> [DATA SECTION]:
Begin

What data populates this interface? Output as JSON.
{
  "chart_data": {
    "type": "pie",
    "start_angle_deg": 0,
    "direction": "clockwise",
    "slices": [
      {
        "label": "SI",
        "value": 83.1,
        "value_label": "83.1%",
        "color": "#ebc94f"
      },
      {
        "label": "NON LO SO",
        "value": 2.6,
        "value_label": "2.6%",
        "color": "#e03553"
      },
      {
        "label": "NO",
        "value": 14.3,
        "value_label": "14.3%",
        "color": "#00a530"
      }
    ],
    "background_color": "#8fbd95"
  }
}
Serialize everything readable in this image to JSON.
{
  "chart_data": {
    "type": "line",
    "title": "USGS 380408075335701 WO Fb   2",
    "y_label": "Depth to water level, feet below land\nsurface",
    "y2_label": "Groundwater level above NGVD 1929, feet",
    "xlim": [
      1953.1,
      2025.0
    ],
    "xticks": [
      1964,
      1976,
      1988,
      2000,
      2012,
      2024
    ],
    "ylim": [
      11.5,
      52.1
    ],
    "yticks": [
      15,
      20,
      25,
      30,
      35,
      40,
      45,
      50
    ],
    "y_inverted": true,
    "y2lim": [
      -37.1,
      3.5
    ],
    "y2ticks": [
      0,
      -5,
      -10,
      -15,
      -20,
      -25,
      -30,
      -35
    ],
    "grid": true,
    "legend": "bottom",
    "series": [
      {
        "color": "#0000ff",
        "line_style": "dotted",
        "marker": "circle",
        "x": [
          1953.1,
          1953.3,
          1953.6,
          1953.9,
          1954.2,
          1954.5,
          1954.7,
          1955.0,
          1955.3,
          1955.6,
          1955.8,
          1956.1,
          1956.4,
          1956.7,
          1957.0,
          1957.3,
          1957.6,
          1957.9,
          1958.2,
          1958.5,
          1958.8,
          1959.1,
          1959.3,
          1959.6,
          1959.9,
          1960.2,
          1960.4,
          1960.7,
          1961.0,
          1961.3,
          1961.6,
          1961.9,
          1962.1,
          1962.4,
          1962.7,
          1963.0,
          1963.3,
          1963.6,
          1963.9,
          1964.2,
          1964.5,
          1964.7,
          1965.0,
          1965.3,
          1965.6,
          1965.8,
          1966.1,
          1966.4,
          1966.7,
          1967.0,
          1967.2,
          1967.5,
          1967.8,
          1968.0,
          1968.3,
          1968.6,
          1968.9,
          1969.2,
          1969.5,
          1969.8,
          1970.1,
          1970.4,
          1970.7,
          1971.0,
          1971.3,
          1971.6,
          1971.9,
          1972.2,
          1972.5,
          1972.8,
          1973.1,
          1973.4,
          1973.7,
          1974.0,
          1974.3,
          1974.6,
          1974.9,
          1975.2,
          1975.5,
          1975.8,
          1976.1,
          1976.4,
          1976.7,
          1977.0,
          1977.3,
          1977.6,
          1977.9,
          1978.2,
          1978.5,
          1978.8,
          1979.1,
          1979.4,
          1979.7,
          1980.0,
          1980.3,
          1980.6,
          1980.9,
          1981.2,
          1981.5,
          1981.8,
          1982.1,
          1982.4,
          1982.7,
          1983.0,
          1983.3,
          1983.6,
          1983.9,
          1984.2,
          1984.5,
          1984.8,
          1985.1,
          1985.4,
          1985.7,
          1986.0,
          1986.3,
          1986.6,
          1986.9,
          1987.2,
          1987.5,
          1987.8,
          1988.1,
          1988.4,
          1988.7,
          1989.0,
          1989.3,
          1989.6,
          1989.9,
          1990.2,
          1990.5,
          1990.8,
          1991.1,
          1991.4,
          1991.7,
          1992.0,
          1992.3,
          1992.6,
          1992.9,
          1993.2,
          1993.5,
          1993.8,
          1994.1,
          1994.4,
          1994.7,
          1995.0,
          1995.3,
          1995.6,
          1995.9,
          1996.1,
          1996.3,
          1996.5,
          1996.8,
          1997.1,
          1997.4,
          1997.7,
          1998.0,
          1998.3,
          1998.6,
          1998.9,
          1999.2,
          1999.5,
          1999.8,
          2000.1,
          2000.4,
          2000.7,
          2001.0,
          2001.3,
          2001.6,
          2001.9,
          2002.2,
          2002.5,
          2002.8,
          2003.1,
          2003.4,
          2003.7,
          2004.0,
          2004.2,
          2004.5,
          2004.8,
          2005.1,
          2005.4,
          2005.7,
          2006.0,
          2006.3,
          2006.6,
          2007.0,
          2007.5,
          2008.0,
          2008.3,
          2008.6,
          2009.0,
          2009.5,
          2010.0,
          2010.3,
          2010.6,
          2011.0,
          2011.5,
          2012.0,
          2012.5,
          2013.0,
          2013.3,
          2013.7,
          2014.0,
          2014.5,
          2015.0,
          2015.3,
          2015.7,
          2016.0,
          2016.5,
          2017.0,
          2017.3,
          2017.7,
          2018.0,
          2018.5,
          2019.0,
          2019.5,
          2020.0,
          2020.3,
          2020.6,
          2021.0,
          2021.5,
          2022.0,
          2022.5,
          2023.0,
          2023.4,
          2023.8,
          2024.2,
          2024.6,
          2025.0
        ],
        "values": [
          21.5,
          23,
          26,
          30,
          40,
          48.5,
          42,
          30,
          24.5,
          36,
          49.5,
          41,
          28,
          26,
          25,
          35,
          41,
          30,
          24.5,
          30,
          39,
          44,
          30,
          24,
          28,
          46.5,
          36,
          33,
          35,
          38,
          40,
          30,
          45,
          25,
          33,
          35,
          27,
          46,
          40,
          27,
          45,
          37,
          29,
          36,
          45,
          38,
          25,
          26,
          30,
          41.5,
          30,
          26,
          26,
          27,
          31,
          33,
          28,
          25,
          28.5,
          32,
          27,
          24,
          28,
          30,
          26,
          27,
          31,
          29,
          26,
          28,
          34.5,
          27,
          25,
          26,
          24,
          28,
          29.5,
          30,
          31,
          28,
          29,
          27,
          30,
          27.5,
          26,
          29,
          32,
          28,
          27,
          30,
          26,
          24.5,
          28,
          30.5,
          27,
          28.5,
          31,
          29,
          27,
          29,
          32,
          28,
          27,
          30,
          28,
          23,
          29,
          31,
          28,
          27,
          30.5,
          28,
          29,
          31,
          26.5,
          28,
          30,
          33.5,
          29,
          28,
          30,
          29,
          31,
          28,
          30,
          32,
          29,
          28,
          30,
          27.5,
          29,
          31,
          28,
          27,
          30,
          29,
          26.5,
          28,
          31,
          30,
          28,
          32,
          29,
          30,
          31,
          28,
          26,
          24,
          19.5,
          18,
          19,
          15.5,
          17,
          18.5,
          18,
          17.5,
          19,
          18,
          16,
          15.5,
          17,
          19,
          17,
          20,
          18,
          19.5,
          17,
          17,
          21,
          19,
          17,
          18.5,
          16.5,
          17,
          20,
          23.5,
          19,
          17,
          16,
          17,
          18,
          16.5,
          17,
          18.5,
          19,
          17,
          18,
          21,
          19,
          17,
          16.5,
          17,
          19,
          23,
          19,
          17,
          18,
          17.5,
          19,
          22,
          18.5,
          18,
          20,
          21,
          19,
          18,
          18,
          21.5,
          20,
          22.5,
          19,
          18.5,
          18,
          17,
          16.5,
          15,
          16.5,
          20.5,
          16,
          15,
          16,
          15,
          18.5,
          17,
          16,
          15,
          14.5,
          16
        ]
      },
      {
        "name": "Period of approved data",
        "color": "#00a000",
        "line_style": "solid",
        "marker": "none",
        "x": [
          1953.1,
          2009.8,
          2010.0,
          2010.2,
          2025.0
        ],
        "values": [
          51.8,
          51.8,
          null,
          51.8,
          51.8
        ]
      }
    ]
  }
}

End

> [WHAT YOU WILL DO]: Reproduce every record above exactly as it appears.

> [EXERCISE RESULT]:
What data populates this interface? Output as JSON.
{
  "chart_data": {
    "type": "pie",
    "start_angle_deg": 0,
    "direction": "clockwise",
    "slices": [
      {
        "label": "SI",
        "value": 83.1,
        "value_label": "83.1%",
        "color": "#ebc94f"
      },
      {
        "label": "NON LO SO",
        "value": 2.6,
        "value_label": "2.6%",
        "color": "#e03553"
      },
      {
        "label": "NO",
        "value": 14.3,
        "value_label": "14.3%",
        "color": "#00a530"
      }
    ],
    "background_color": "#8fbd95"
  }
}
Serialize everything readable in this image to JSON.
{
  "chart_data": {
    "type": "line",
    "title": "USGS 380408075335701 WO Fb   2",
    "y_label": "Depth to water level, feet below land\nsurface",
    "y2_label": "Groundwater level above NGVD 1929, feet",
    "xlim": [
      1953.1,
      2025.0
    ],
    "xticks": [
      1964,
      1976,
      1988,
      2000,
      2012,
      2024
    ],
    "ylim": [
      11.5,
      52.1
    ],
    "yticks": [
      15,
      20,
      25,
      30,
      35,
      40,
      45,
      50
    ],
    "y_inverted": true,
    "y2lim": [
      -37.1,
      3.5
    ],
    "y2ticks": [
      0,
      -5,
      -10,
      -15,
      -20,
      -25,
      -30,
      -35
    ],
    "grid": true,
    "legend": "bottom",
    "series": [
      {
        "color": "#0000ff",
        "line_style": "dotted",
        "marker": "circle",
        "x": [
          1953.1,
          1953.3,
          1953.6,
          1953.9,
          1954.2,
          1954.5,
          1954.7,
          1955.0,
          1955.3,
          1955.6,
          1955.8,
          1956.1,
          1956.4,
          1956.7,
          1957.0,
          1957.3,
          1957.6,
          1957.9,
          1958.2,
          1958.5,
          1958.8,
          1959.1,
          1959.3,
          1959.6,
          1959.9,
          1960.2,
          1960.4,
          1960.7,
          1961.0,
          1961.3,
          1961.6,
          1961.9,
          1962.1,
          1962.4,
          1962.7,
          1963.0,
          1963.3,
          1963.6,
          1963.9,
          1964.2,
          1964.5,
          1964.7,
          1965.0,
          1965.3,
          1965.6,
          1965.8,
          1966.1,
          1966.4,
          1966.7,
          1967.0,
          1967.2,
          1967.5,
          1967.8,
          1968.0,
          1968.3,
          1968.6,
          1968.9,
          1969.2,
          1969.5,
          1969.8,
          1970.1,
          1970.4,
          1970.7,
          1971.0,
          1971.3,
          1971.6,
          1971.9,
          1972.2,
          1972.5,
          1972.8,
          1973.1,
          1973.4,
          1973.7,
          1974.0,
          1974.3,
          1974.6,
          1974.9,
          1975.2,
          1975.5,
          1975.8,
          1976.1,
          1976.4,
          1976.7,
          1977.0,
          1977.3,
          1977.6,
          1977.9,
          1978.2,
          1978.5,
          1978.8,
          1979.1,
          1979.4,
          1979.7,
          1980.0,
          1980.3,
          1980.6,
          1980.9,
          1981.2,
          1981.5,
          1981.8,
          1982.1,
          1982.4,
          1982.7,
          1983.0,
          1983.3,
          1983.6,
          1983.9,
          1984.2,
          1984.5,
          1984.8,
          1985.1,
          1985.4,
          1985.7,
          1986.0,
          1986.3,
          1986.6,
          1986.9,
          1987.2,
          1987.5,
          1987.8,
          1988.1,
          1988.4,
          1988.7,
          1989.0,
          1989.3,
          1989.6,
          1989.9,
          1990.2,
          1990.5,
          1990.8,
          1991.1,
          1991.4,
          1991.7,
          1992.0,
          1992.3,
          1992.6,
          1992.9,
          1993.2,
          1993.5,
          1993.8,
          1994.1,
          1994.4,
          1994.7,
          1995.0,
          1995.3,
          1995.6,
          1995.9,
          1996.1,
          1996.3,
          1996.5,
          1996.8,
          1997.1,
          1997.4,
          1997.7,
          1998.0,
          1998.3,
          1998.6,
          1998.9,
          1999.2,
          1999.5,
          1999.8,
          2000.1,
          2000.4,
          2000.7,
          2001.0,
          2001.3,
          2001.6,
          2001.9,
          2002.2,
          2002.5,
          2002.8,
          2003.1,
          2003.4,
          2003.7,
          2004.0,
          2004.2,
          2004.5,
          2004.8,
          2005.1,
          2005.4,
          2005.7,
          2006.0,
          2006.3,
          2006.6,
          2007.0,
          2007.5,
          2008.0,
          2008.3,
          2008.6,
          2009.0,
          2009.5,
          2010.0,
          2010.3,
          2010.6,
          2011.0,
          2011.5,
          2012.0,
          2012.5,
          2013.0,
          2013.3,
          2013.7,
          2014.0,
          2014.5,
          2015.0,
          2015.3,
          2015.7,
          2016.0,
          2016.5,
          2017.0,
          2017.3,
          2017.7,
          2018.0,
          2018.5,
          2019.0,
          2019.5,
          2020.0,
          2020.3,
          2020.6,
          2021.0,
          2021.5,
          2022.0,
          2022.5,
          2023.0,
          2023.4,
          2023.8,
          2024.2,
          2024.6,
          2025.0
        ],
        "values": [
          21.5,
          23,
          26,
          30,
          40,
          48.5,
          42,
          30,
          24.5,
          36,
          49.5,
          41,
          28,
          26,
          25,
          35,
          41,
          30,
          24.5,
          30,
          39,
          44,
          30,
          24,
          28,
          46.5,
          36,
          33,
          35,
          38,
          40,
          30,
          45,
          25,
          33,
          35,
          27,
          46,
          40,
          27,
          45,
          37,
          29,
          36,
          45,
          38,
          25,
          26,
          30,
          41.5,
          30,
          26,
          26,
          27,
          31,
          33,
          28,
          25,
          28.5,
          32,
          27,
          24,
          28,
          30,
          26,
          27,
          31,
          29,
          26,
          28,
          34.5,
          27,
          25,
          26,
          24,
          28,
          29.5,
          30,
          31,
          28,
          29,
          27,
          30,
          27.5,
          26,
          29,
          32,
          28,
          27,
          30,
          26,
          24.5,
          28,
          30.5,
          27,
          28.5,
          31,
          29,
          27,
          29,
          32,
          28,
          27,
          30,
          28,
          23,
          29,
          31,
          28,
          27,
          30.5,
          28,
          29,
          31,
          26.5,
          28,
          30,
          33.5,
          29,
          28,
          30,
          29,
          31,
          28,
          30,
          32,
          29,
          28,
          30,
          27.5,
          29,
          31,
          28,
          27,
          30,
          29,
          26.5,
          28,
          31,
          30,
          28,
          32,
          29,
          30,
          31,
          28,
          26,
          24,
          19.5,
          18,
          19,
          15.5,
          17,
          18.5,
          18,
          17.5,
          19,
          18,
          16,
          15.5,
          17,
          19,
          17,
          20,
          18,
          19.5,
          17,
          17,
          21,
          19,
          17,
          18.5,
          16.5,
          17,
          20,
          23.5,
          19,
          17,
          16,
          17,
          18,
          16.5,
          17,
          18.5,
          19,
          17,
          18,
          21,
          19,
          17,
          16.5,
          17,
          19,
          23,
          19,
          17,
          18,
          17.5,
          19,
          22,
          18.5,
          18,
          20,
          21,
          19,
          18,
          18,
          21.5,
          20,
          22.5,
          19,
          18.5,
          18,
          17,
          16.5,
          15,
          16.5,
          20.5,
          16,
          15,
          16,
          15,
          18.5,
          17,
          16,
          15,
          14.5,
          16
        ]
      },
      {
        "name": "Period of approved data",
        "color": "#00a000",
        "line_style": "solid",
        "marker": "none",
        "x": [
          1953.1,
          2009.8,
          2010.0,
          2010.2,
          2025.0
        ],
        "values": [
          51.8,
          51.8,
          null,
          51.8,
          51.8
        ]
      }
    ]
  }
}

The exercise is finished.